▶ **TO DO**
Your task is to transcribe the data in full.

▶ **DATA LISTING**

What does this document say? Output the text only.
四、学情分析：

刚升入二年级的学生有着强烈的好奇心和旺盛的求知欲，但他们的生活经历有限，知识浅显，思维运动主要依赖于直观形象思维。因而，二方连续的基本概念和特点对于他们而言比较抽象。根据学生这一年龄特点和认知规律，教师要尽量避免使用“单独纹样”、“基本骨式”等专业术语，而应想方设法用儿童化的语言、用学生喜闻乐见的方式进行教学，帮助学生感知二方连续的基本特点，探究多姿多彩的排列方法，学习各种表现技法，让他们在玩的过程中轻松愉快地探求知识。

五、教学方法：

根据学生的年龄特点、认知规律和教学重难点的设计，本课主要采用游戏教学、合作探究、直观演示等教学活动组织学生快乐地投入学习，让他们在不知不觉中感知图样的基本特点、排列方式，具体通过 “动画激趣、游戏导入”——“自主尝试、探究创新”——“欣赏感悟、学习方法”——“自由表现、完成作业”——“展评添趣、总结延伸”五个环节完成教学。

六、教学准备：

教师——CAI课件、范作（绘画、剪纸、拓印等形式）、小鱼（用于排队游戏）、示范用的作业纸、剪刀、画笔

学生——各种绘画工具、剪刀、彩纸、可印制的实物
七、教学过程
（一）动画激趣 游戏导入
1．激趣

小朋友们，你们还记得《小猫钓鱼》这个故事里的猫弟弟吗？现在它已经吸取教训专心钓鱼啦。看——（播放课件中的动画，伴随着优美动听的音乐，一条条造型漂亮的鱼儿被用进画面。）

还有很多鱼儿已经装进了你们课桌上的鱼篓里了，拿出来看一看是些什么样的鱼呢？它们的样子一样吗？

▶ **CORRECT OUTPUT**
What does this document say? Output the text only.
四、学情分析：

刚升入二年级的学生有着强烈的好奇心和旺盛的求知欲，但他们的生活经历有限，知识浅显，思维运动主要依赖于直观形象思维。因而，二方连续的基本概念和特点对于他们而言比较抽象。根据学生这一年龄特点和认知规律，教师要尽量避免使用“单独纹样”、“基本骨式”等专业术语，而应想方设法用儿童化的语言、用学生喜闻乐见的方式进行教学，帮助学生感知二方连续的基本特点，探究多姿多彩的排列方法，学习各种表现技法，让他们在玩的过程中轻松愉快地探求知识。

五、教学方法：

根据学生的年龄特点、认知规律和教学重难点的设计，本课主要采用游戏教学、合作探究、直观演示等教学活动组织学生快乐地投入学习，让他们在不知不觉中感知图样的基本特点、排列方式，具体通过 “动画激趣、游戏导入”——“自主尝试、探究创新”——“欣赏感悟、学习方法”——“自由表现、完成作业”——“展评添趣、总结延伸”五个环节完成教学。

六、教学准备：

教师——CAI课件、范作（绘画、剪纸、拓印等形式）、小鱼（用于排队游戏）、示范用的作业纸、剪刀、画笔

学生——各种绘画工具、剪刀、彩纸、可印制的实物
七、教学过程
（一）动画激趣 游戏导入
1．激趣

小朋友们，你们还记得《小猫钓鱼》这个故事里的猫弟弟吗？现在它已经吸取教训专心钓鱼啦。看——（播放课件中的动画，伴随着优美动听的音乐，一条条造型漂亮的鱼儿被用进画面。）

还有很多鱼儿已经装进了你们课桌上的鱼篓里了，拿出来看一看是些什么样的鱼呢？它们的样子一样吗？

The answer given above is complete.